[Data records]

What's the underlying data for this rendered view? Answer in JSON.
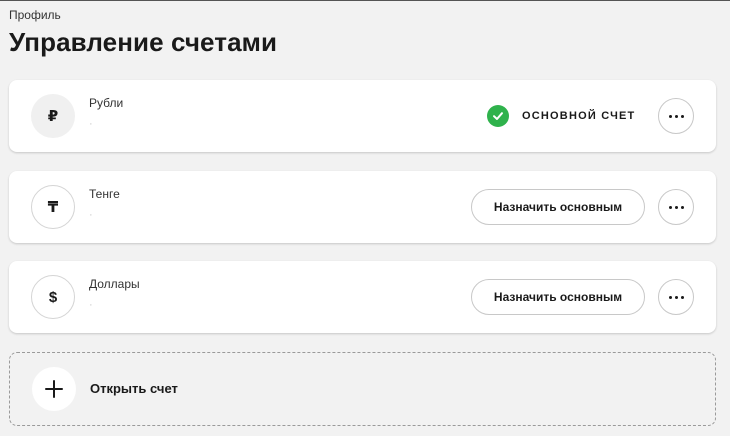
{
  "breadcrumb": "Профиль",
  "page_title": "Управление счетами",
  "accounts": [
    {
      "symbol": "₽",
      "name": "Рубли",
      "number": "·",
      "is_primary": true,
      "primary_label": "ОСНОВНОЙ СЧЕТ",
      "primary_icon": "check-icon",
      "more_icon": "more-dots-icon"
    },
    {
      "symbol": "₸",
      "name": "Тенге",
      "number": "·",
      "is_primary": false,
      "set_primary_label": "Назначить основным",
      "more_icon": "more-dots-icon"
    },
    {
      "symbol": "$",
      "name": "Доллары",
      "number": "·",
      "is_primary": false,
      "set_primary_label": "Назначить основным",
      "more_icon": "more-dots-icon"
    }
  ],
  "open_account": {
    "label": "Открыть счет",
    "icon": "plus-icon"
  },
  "colors": {
    "background": "#f2f2f2",
    "card": "#ffffff",
    "primary_check": "#2fb24c",
    "text": "#1a1a1a"
  }
}
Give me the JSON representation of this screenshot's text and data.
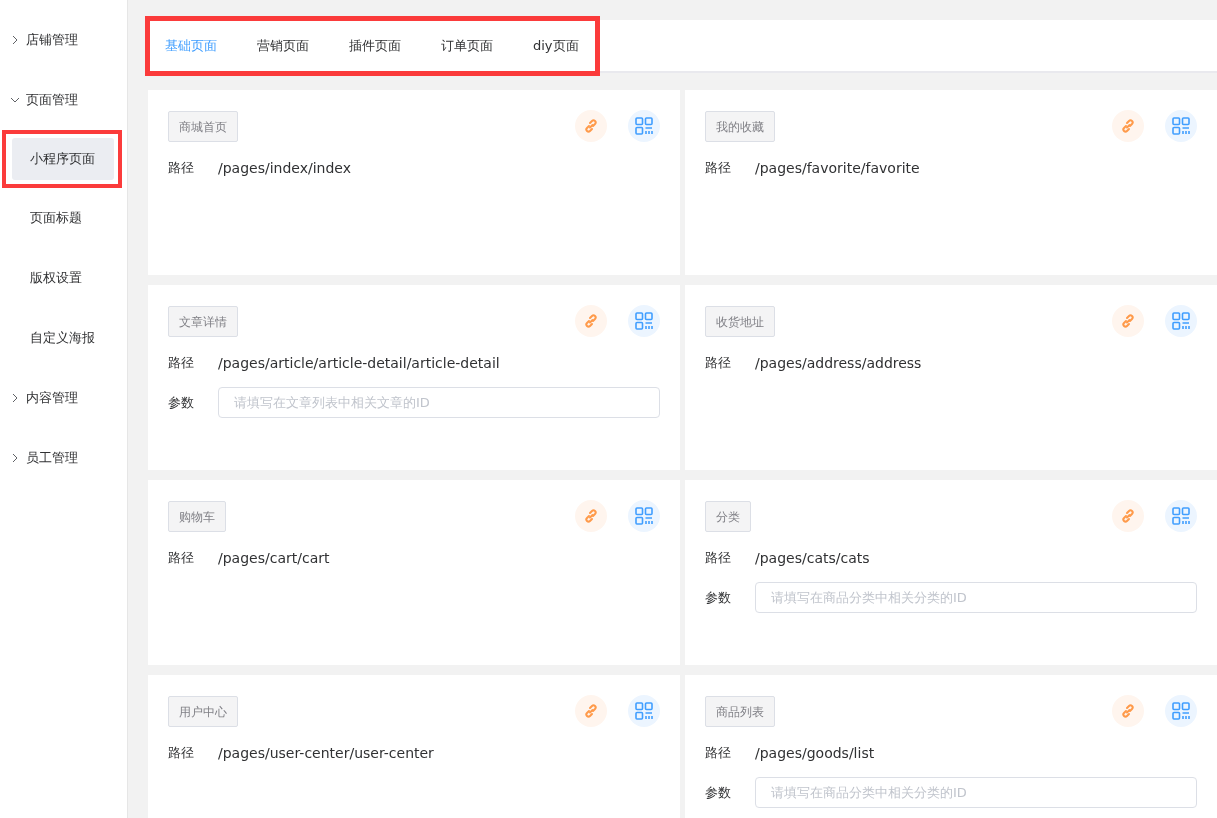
{
  "sidebar": {
    "items": [
      {
        "label": "店铺管理",
        "expanded": false
      },
      {
        "label": "页面管理",
        "expanded": true,
        "children": [
          {
            "label": "小程序页面",
            "selected": true,
            "highlighted": true
          },
          {
            "label": "页面标题",
            "selected": false,
            "highlighted": false
          },
          {
            "label": "版权设置",
            "selected": false,
            "highlighted": false
          },
          {
            "label": "自定义海报",
            "selected": false,
            "highlighted": false
          }
        ]
      },
      {
        "label": "内容管理",
        "expanded": false
      },
      {
        "label": "员工管理",
        "expanded": false
      }
    ]
  },
  "tabs": {
    "highlighted": true,
    "items": [
      {
        "label": "基础页面",
        "selected": true
      },
      {
        "label": "营销页面",
        "selected": false
      },
      {
        "label": "插件页面",
        "selected": false
      },
      {
        "label": "订单页面",
        "selected": false
      },
      {
        "label": "diy页面",
        "selected": false
      }
    ]
  },
  "pages": [
    {
      "tag": "商城首页",
      "path_label": "路径",
      "path": "/pages/index/index"
    },
    {
      "tag": "我的收藏",
      "path_label": "路径",
      "path": "/pages/favorite/favorite"
    },
    {
      "tag": "文章详情",
      "path_label": "路径",
      "path": "/pages/article/article-detail/article-detail",
      "param_label": "参数",
      "placeholder": "请填写在文章列表中相关文章的ID"
    },
    {
      "tag": "收货地址",
      "path_label": "路径",
      "path": "/pages/address/address"
    },
    {
      "tag": "购物车",
      "path_label": "路径",
      "path": "/pages/cart/cart"
    },
    {
      "tag": "分类",
      "path_label": "路径",
      "path": "/pages/cats/cats",
      "param_label": "参数",
      "placeholder": "请填写在商品分类中相关分类的ID"
    },
    {
      "tag": "用户中心",
      "path_label": "路径",
      "path": "/pages/user-center/user-center"
    },
    {
      "tag": "商品列表",
      "path_label": "路径",
      "path": "/pages/goods/list",
      "param_label": "参数",
      "placeholder": "请填写在商品分类中相关分类的ID"
    }
  ]
}
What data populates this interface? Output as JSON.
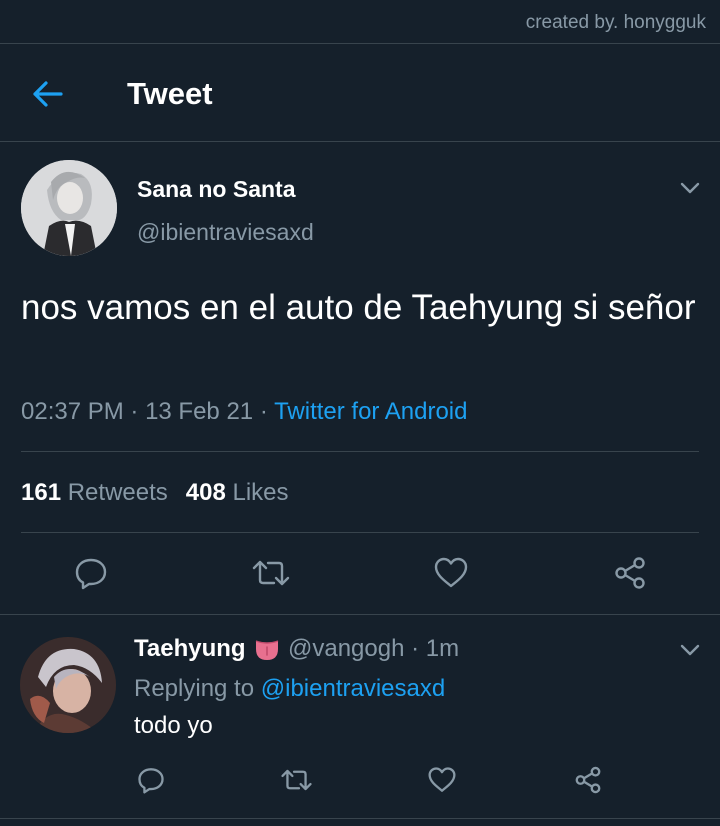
{
  "watermark": "created by. honygguk",
  "header": {
    "title": "Tweet"
  },
  "tweet": {
    "display_name": "Sana no Santa",
    "handle": "@ibientraviesaxd",
    "text": "nos vamos en el auto de Taehyung si señor",
    "time": "02:37 PM",
    "separator1": " · ",
    "date": "13 Feb 21",
    "separator2": " · ",
    "source": "Twitter for Android",
    "retweets_count": "161",
    "retweets_label": "Retweets",
    "likes_count": "408",
    "likes_label": "Likes"
  },
  "reply": {
    "display_name": "Taehyung",
    "emoji_icon": "tongue-emoji",
    "handle": "@vangogh",
    "separator": " · ",
    "time": "1m",
    "replying_prefix": "Replying to ",
    "replying_to": "@ibientraviesaxd",
    "text": "todo yo"
  },
  "colors": {
    "background": "#15202b",
    "divider": "#38444d",
    "secondary_text": "#8899a6",
    "accent": "#1da1f2"
  },
  "icons": {
    "back": "arrow-left-icon",
    "more": "chevron-down-icon",
    "reply": "comment-icon",
    "retweet": "retweet-icon",
    "like": "heart-icon",
    "share": "share-icon"
  }
}
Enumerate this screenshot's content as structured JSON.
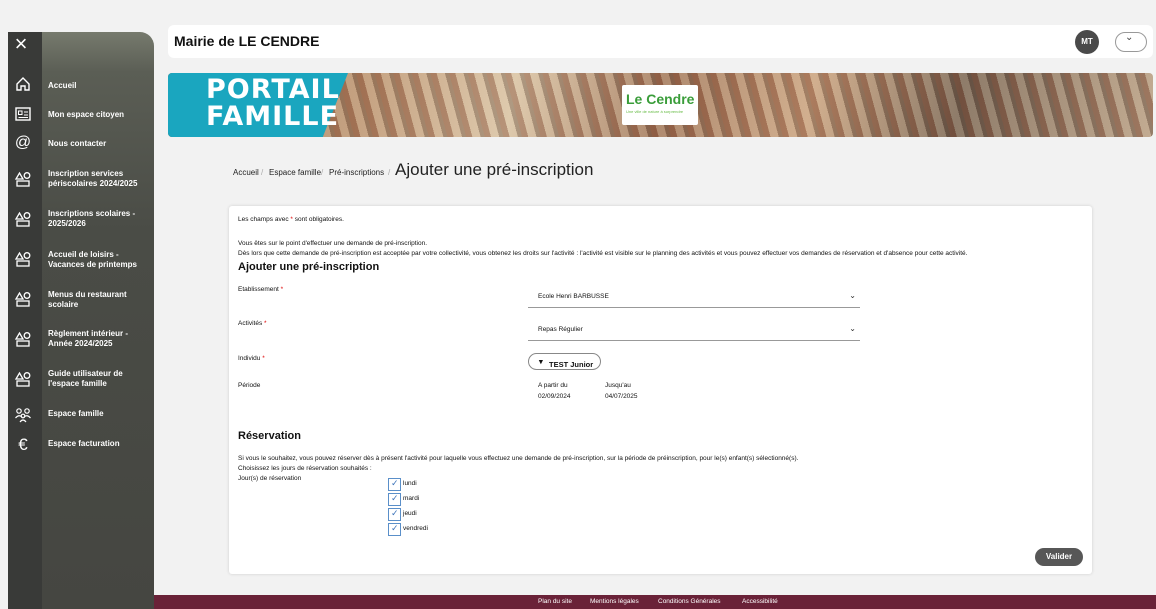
{
  "sidebar": {
    "close_glyph": "×",
    "items": [
      {
        "label": "Accueil",
        "icon": "home-icon"
      },
      {
        "label": "Mon espace citoyen",
        "icon": "id-card-icon"
      },
      {
        "label": "Nous contacter",
        "icon": "at-icon"
      },
      {
        "label": "Inscription services périscolaires 2024/2025",
        "icon": "shapes-icon"
      },
      {
        "label": "Inscriptions scolaires - 2025/2026",
        "icon": "shapes-icon"
      },
      {
        "label": "Accueil de loisirs - Vacances de printemps",
        "icon": "shapes-icon"
      },
      {
        "label": "Menus du restaurant scolaire",
        "icon": "shapes-icon"
      },
      {
        "label": "Règlement intérieur - Année 2024/2025",
        "icon": "shapes-icon"
      },
      {
        "label": "Guide utilisateur de l'espace famille",
        "icon": "shapes-icon"
      },
      {
        "label": "Espace famille",
        "icon": "family-icon"
      },
      {
        "label": "Espace facturation",
        "icon": "euro-icon"
      }
    ]
  },
  "header": {
    "title": "Mairie de LE CENDRE",
    "avatar_initials": "MT"
  },
  "banner": {
    "title_line1": "PORTAIL",
    "title_line2": "FAMILLE",
    "logo_text": "Le Cendre",
    "logo_sub": "Une ville de nature à surprendre"
  },
  "breadcrumb": {
    "items": [
      "Accueil",
      "Espace famille",
      "Pré-inscriptions"
    ],
    "current": "Ajouter une pré-inscription"
  },
  "form": {
    "required_note_before": "Les champs avec",
    "required_note_after": "sont obligatoires.",
    "intro_line1": "Vous êtes sur le point d'effectuer une demande de pré-inscription.",
    "intro_line2": "Dès lors que cette demande de pré-inscription est acceptée par votre collectivité, vous obtenez les droits sur l'activité : l'activité est visible sur le planning des activités et vous pouvez effectuer vos demandes de réservation et d'absence pour cette activité.",
    "section_title": "Ajouter une pré-inscription",
    "etablissement_label": "Etablissement",
    "etablissement_value": "Ecole Henri BARBUSSE",
    "activites_label": "Activités",
    "activites_value": "Repas Régulier",
    "individu_label": "Individu",
    "individu_value": "TEST Junior",
    "periode_label": "Période",
    "from_label": "A partir du",
    "from_value": "02/09/2024",
    "to_label": "Jusqu'au",
    "to_value": "04/07/2025",
    "reservation_title": "Réservation",
    "reservation_text": "Si vous le souhaitez, vous pouvez réserver dès à présent l'activité pour laquelle vous effectuez une demande de pré-inscription, sur la période de préinscription, pour le(s) enfant(s) sélectionné(s).",
    "choose_days": "Choisissez les jours de réservation souhaités :",
    "days_label": "Jour(s) de réservation",
    "days": [
      {
        "label": "lundi",
        "checked": true
      },
      {
        "label": "mardi",
        "checked": true
      },
      {
        "label": "jeudi",
        "checked": true
      },
      {
        "label": "vendredi",
        "checked": true
      }
    ],
    "submit_label": "Valider"
  },
  "footer": {
    "links": [
      "Plan du site",
      "Mentions légales",
      "Conditions Générales",
      "Accessibilité"
    ]
  },
  "colors": {
    "sidebar": "#4a4c46",
    "banner_accent": "#1aa6bf",
    "footer": "#6a2238",
    "required": "#dd0000"
  }
}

● Task details: Write out every entry again word for word, without any of the pictures.

● Result of this exercise:
What's the underlying data for this rendered view? Answer in JSON.
{
  "breadcrumb": "Профиль",
  "page_title": "Управление счетами",
  "accounts": [
    {
      "symbol": "₽",
      "name": "Рубли",
      "number": "·",
      "is_primary": true,
      "primary_label": "ОСНОВНОЙ СЧЕТ",
      "primary_icon": "check-icon",
      "more_icon": "more-dots-icon"
    },
    {
      "symbol": "₸",
      "name": "Тенге",
      "number": "·",
      "is_primary": false,
      "set_primary_label": "Назначить основным",
      "more_icon": "more-dots-icon"
    },
    {
      "symbol": "$",
      "name": "Доллары",
      "number": "·",
      "is_primary": false,
      "set_primary_label": "Назначить основным",
      "more_icon": "more-dots-icon"
    }
  ],
  "open_account": {
    "label": "Открыть счет",
    "icon": "plus-icon"
  },
  "colors": {
    "background": "#f2f2f2",
    "card": "#ffffff",
    "primary_check": "#2fb24c",
    "text": "#1a1a1a"
  }
}
Give me the JSON representation of this screenshot's text and data.
{
  "sidebar": {
    "items": [
      {
        "label": "店铺管理",
        "expanded": false
      },
      {
        "label": "页面管理",
        "expanded": true,
        "children": [
          {
            "label": "小程序页面",
            "selected": true,
            "highlighted": true
          },
          {
            "label": "页面标题",
            "selected": false,
            "highlighted": false
          },
          {
            "label": "版权设置",
            "selected": false,
            "highlighted": false
          },
          {
            "label": "自定义海报",
            "selected": false,
            "highlighted": false
          }
        ]
      },
      {
        "label": "内容管理",
        "expanded": false
      },
      {
        "label": "员工管理",
        "expanded": false
      }
    ]
  },
  "tabs": {
    "highlighted": true,
    "items": [
      {
        "label": "基础页面",
        "selected": true
      },
      {
        "label": "营销页面",
        "selected": false
      },
      {
        "label": "插件页面",
        "selected": false
      },
      {
        "label": "订单页面",
        "selected": false
      },
      {
        "label": "diy页面",
        "selected": false
      }
    ]
  },
  "pages": [
    {
      "tag": "商城首页",
      "path_label": "路径",
      "path": "/pages/index/index"
    },
    {
      "tag": "我的收藏",
      "path_label": "路径",
      "path": "/pages/favorite/favorite"
    },
    {
      "tag": "文章详情",
      "path_label": "路径",
      "path": "/pages/article/article-detail/article-detail",
      "param_label": "参数",
      "placeholder": "请填写在文章列表中相关文章的ID"
    },
    {
      "tag": "收货地址",
      "path_label": "路径",
      "path": "/pages/address/address"
    },
    {
      "tag": "购物车",
      "path_label": "路径",
      "path": "/pages/cart/cart"
    },
    {
      "tag": "分类",
      "path_label": "路径",
      "path": "/pages/cats/cats",
      "param_label": "参数",
      "placeholder": "请填写在商品分类中相关分类的ID"
    },
    {
      "tag": "用户中心",
      "path_label": "路径",
      "path": "/pages/user-center/user-center"
    },
    {
      "tag": "商品列表",
      "path_label": "路径",
      "path": "/pages/goods/list",
      "param_label": "参数",
      "placeholder": "请填写在商品分类中相关分类的ID"
    }
  ]
}
What data populates this interface? Output as JSON.
{
  "watermark": "created by. honygguk",
  "header": {
    "title": "Tweet"
  },
  "tweet": {
    "display_name": "Sana no Santa",
    "handle": "@ibientraviesaxd",
    "text": "nos vamos en el auto de Taehyung si señor",
    "time": "02:37 PM",
    "separator1": " · ",
    "date": "13 Feb 21",
    "separator2": " · ",
    "source": "Twitter for Android",
    "retweets_count": "161",
    "retweets_label": "Retweets",
    "likes_count": "408",
    "likes_label": "Likes"
  },
  "reply": {
    "display_name": "Taehyung",
    "emoji_icon": "tongue-emoji",
    "handle": "@vangogh",
    "separator": " · ",
    "time": "1m",
    "replying_prefix": "Replying to ",
    "replying_to": "@ibientraviesaxd",
    "text": "todo yo"
  },
  "colors": {
    "background": "#15202b",
    "divider": "#38444d",
    "secondary_text": "#8899a6",
    "accent": "#1da1f2"
  },
  "icons": {
    "back": "arrow-left-icon",
    "more": "chevron-down-icon",
    "reply": "comment-icon",
    "retweet": "retweet-icon",
    "like": "heart-icon",
    "share": "share-icon"
  }
}
Enumerate this screenshot's content as structured JSON.
{
  "sidebar": {
    "close_glyph": "×",
    "items": [
      {
        "label": "Accueil",
        "icon": "home-icon"
      },
      {
        "label": "Mon espace citoyen",
        "icon": "id-card-icon"
      },
      {
        "label": "Nous contacter",
        "icon": "at-icon"
      },
      {
        "label": "Inscription services périscolaires 2024/2025",
        "icon": "shapes-icon"
      },
      {
        "label": "Inscriptions scolaires - 2025/2026",
        "icon": "shapes-icon"
      },
      {
        "label": "Accueil de loisirs - Vacances de printemps",
        "icon": "shapes-icon"
      },
      {
        "label": "Menus du restaurant scolaire",
        "icon": "shapes-icon"
      },
      {
        "label": "Règlement intérieur - Année 2024/2025",
        "icon": "shapes-icon"
      },
      {
        "label": "Guide utilisateur de l'espace famille",
        "icon": "shapes-icon"
      },
      {
        "label": "Espace famille",
        "icon": "family-icon"
      },
      {
        "label": "Espace facturation",
        "icon": "euro-icon"
      }
    ]
  },
  "header": {
    "title": "Mairie de LE CENDRE",
    "avatar_initials": "MT"
  },
  "banner": {
    "title_line1": "PORTAIL",
    "title_line2": "FAMILLE",
    "logo_text": "Le Cendre",
    "logo_sub": "Une ville de nature à surprendre"
  },
  "breadcrumb": {
    "items": [
      "Accueil",
      "Espace famille",
      "Pré-inscriptions"
    ],
    "current": "Ajouter une pré-inscription"
  },
  "form": {
    "required_note_before": "Les champs avec",
    "required_note_after": "sont obligatoires.",
    "intro_line1": "Vous êtes sur le point d'effectuer une demande de pré-inscription.",
    "intro_line2": "Dès lors que cette demande de pré-inscription est acceptée par votre collectivité, vous obtenez les droits sur l'activité : l'activité est visible sur le planning des activités et vous pouvez effectuer vos demandes de réservation et d'absence pour cette activité.",
    "section_title": "Ajouter une pré-inscription",
    "etablissement_label": "Etablissement",
    "etablissement_value": "Ecole Henri BARBUSSE",
    "activites_label": "Activités",
    "activites_value": "Repas Régulier",
    "individu_label": "Individu",
    "individu_value": "TEST Junior",
    "periode_label": "Période",
    "from_label": "A partir du",
    "from_value": "02/09/2024",
    "to_label": "Jusqu'au",
    "to_value": "04/07/2025",
    "reservation_title": "Réservation",
    "reservation_text": "Si vous le souhaitez, vous pouvez réserver dès à présent l'activité pour laquelle vous effectuez une demande de pré-inscription, sur la période de préinscription, pour le(s) enfant(s) sélectionné(s).",
    "choose_days": "Choisissez les jours de réservation souhaités :",
    "days_label": "Jour(s) de réservation",
    "days": [
      {
        "label": "lundi",
        "checked": true
      },
      {
        "label": "mardi",
        "checked": true
      },
      {
        "label": "jeudi",
        "checked": true
      },
      {
        "label": "vendredi",
        "checked": true
      }
    ],
    "submit_label": "Valider"
  },
  "footer": {
    "links": [
      "Plan du site",
      "Mentions légales",
      "Conditions Générales",
      "Accessibilité"
    ]
  },
  "colors": {
    "sidebar": "#4a4c46",
    "banner_accent": "#1aa6bf",
    "footer": "#6a2238",
    "required": "#dd0000"
  }
}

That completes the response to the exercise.